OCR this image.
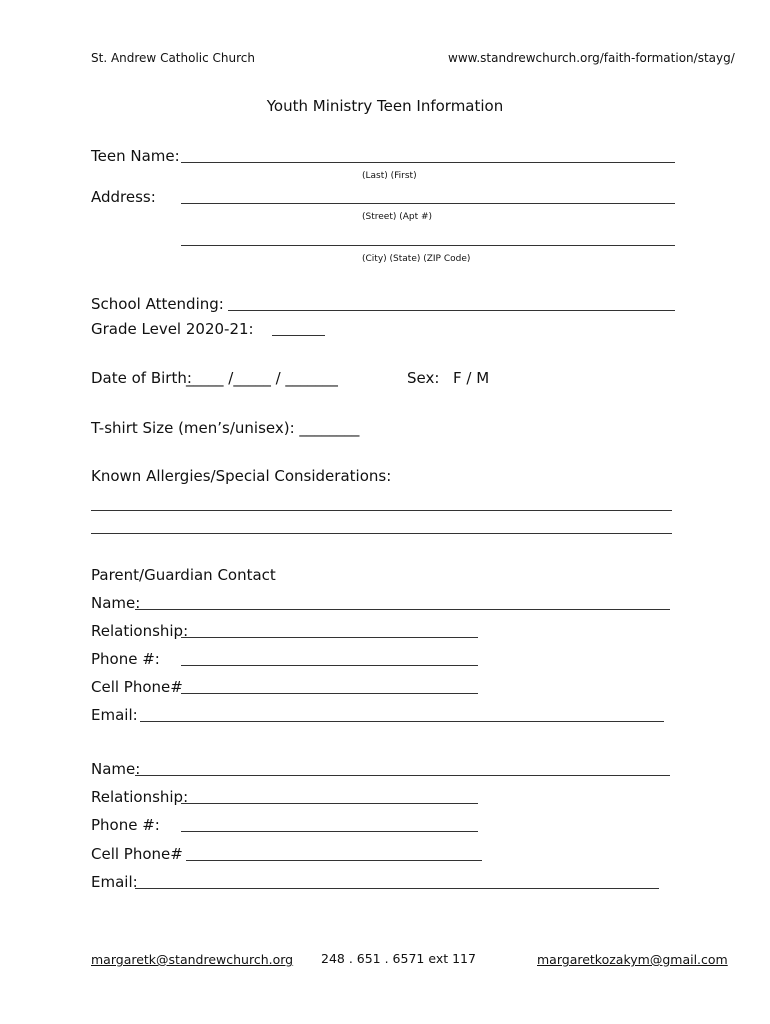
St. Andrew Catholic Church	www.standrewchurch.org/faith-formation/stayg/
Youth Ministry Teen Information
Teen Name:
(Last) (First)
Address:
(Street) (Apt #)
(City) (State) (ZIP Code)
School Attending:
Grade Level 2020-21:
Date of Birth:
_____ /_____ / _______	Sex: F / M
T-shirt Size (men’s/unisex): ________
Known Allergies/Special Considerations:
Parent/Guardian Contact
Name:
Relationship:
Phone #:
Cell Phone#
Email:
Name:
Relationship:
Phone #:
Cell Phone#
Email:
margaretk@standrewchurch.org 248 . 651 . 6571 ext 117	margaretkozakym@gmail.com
---
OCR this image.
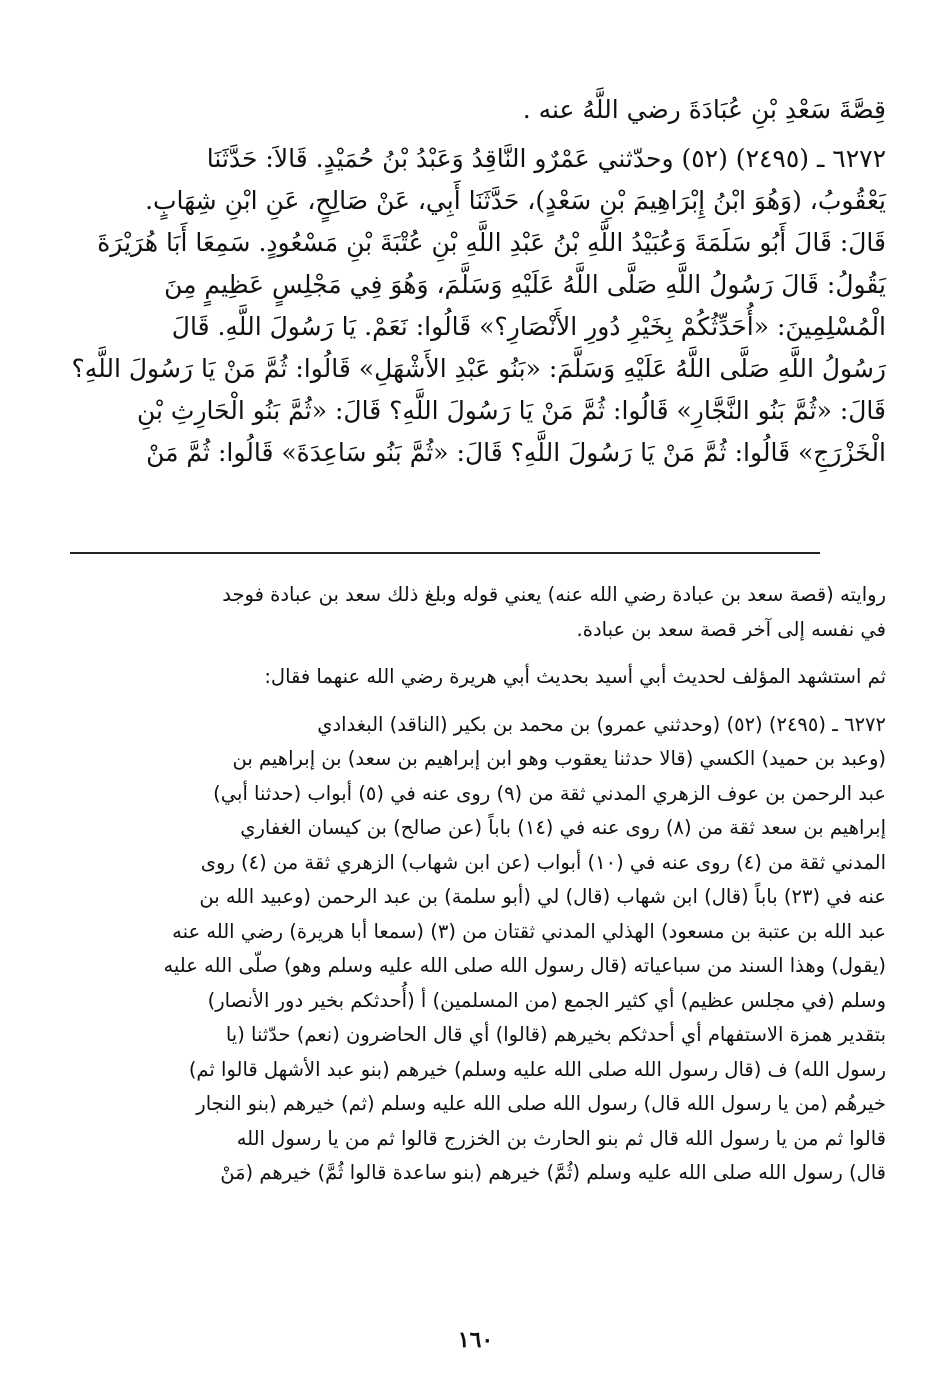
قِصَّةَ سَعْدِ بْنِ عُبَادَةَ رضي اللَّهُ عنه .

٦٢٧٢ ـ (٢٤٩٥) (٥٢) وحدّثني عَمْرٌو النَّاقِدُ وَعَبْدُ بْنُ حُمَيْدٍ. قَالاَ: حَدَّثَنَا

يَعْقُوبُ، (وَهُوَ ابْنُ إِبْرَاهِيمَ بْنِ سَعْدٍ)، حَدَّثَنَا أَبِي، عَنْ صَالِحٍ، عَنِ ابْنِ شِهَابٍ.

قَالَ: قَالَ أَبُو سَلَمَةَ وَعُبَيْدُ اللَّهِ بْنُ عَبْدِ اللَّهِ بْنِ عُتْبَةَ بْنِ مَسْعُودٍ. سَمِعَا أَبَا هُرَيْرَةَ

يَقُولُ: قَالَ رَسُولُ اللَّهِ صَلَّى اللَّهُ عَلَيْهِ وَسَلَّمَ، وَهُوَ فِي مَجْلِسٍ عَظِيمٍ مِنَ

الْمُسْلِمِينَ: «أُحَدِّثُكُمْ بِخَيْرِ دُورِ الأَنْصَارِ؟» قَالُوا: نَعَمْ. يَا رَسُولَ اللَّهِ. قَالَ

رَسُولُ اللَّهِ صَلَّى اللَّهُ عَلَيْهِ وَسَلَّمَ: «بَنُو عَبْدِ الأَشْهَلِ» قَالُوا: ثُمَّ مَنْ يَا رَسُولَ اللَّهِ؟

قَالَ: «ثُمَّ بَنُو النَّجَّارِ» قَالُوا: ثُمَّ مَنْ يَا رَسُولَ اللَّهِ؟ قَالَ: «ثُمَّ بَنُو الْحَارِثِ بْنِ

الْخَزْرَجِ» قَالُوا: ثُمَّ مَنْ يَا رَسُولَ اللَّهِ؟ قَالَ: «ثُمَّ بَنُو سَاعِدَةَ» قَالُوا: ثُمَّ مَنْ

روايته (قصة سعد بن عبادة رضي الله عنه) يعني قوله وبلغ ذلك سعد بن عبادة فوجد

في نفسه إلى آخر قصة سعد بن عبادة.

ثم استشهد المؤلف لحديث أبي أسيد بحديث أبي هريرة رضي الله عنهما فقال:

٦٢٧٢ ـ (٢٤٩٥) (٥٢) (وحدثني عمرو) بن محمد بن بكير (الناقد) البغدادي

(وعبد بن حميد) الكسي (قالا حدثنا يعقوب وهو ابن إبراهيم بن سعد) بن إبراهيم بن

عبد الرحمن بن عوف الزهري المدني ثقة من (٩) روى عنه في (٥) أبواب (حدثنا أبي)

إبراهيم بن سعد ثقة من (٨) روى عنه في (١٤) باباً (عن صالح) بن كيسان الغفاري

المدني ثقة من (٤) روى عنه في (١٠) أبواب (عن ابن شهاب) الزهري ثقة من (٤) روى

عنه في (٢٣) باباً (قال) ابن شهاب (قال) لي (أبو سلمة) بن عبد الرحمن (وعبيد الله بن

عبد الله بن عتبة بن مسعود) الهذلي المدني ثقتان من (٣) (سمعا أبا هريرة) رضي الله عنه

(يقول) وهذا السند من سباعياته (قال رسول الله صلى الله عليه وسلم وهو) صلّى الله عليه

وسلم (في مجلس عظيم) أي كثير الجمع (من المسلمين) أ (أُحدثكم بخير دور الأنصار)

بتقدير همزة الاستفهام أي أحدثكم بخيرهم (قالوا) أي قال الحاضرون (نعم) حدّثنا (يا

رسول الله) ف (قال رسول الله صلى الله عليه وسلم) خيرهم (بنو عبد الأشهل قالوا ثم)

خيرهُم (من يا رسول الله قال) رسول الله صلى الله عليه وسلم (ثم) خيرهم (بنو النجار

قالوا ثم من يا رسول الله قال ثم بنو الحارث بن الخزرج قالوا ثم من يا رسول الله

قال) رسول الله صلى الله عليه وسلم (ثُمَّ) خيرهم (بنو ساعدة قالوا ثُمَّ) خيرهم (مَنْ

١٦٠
==
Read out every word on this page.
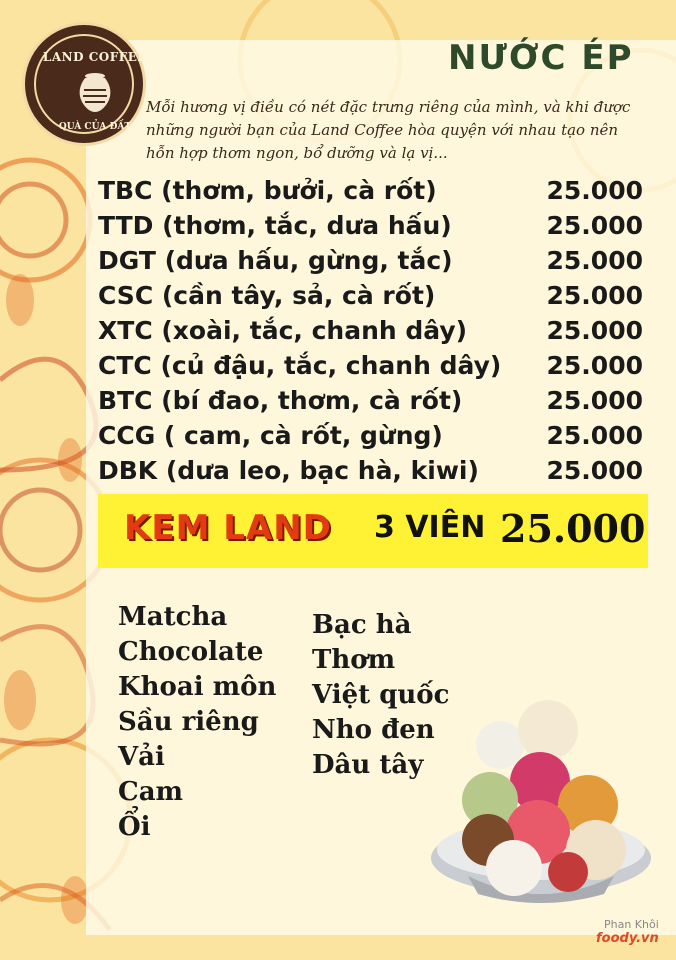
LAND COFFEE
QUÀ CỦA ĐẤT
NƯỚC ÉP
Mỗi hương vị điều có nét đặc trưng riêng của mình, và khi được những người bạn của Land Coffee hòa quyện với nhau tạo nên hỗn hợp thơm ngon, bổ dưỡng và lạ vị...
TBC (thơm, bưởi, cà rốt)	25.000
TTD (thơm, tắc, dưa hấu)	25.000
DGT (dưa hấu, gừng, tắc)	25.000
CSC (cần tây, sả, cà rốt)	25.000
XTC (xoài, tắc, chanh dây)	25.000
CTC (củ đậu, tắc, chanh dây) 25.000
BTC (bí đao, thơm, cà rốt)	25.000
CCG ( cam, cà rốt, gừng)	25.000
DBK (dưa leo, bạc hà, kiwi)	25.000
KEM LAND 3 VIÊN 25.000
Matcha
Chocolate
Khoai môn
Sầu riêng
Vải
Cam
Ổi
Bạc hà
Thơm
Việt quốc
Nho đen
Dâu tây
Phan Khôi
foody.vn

● Goal:
In the material above, find the lines that contain "أبواب" and show them.

● Response to the task:
عبد الرحمن بن عوف الزهري المدني ثقة من (٩) روى عنه في (٥) أبواب (حدثنا أبي)
المدني ثقة من (٤) روى عنه في (١٠) أبواب (عن ابن شهاب) الزهري ثقة من (٤) روى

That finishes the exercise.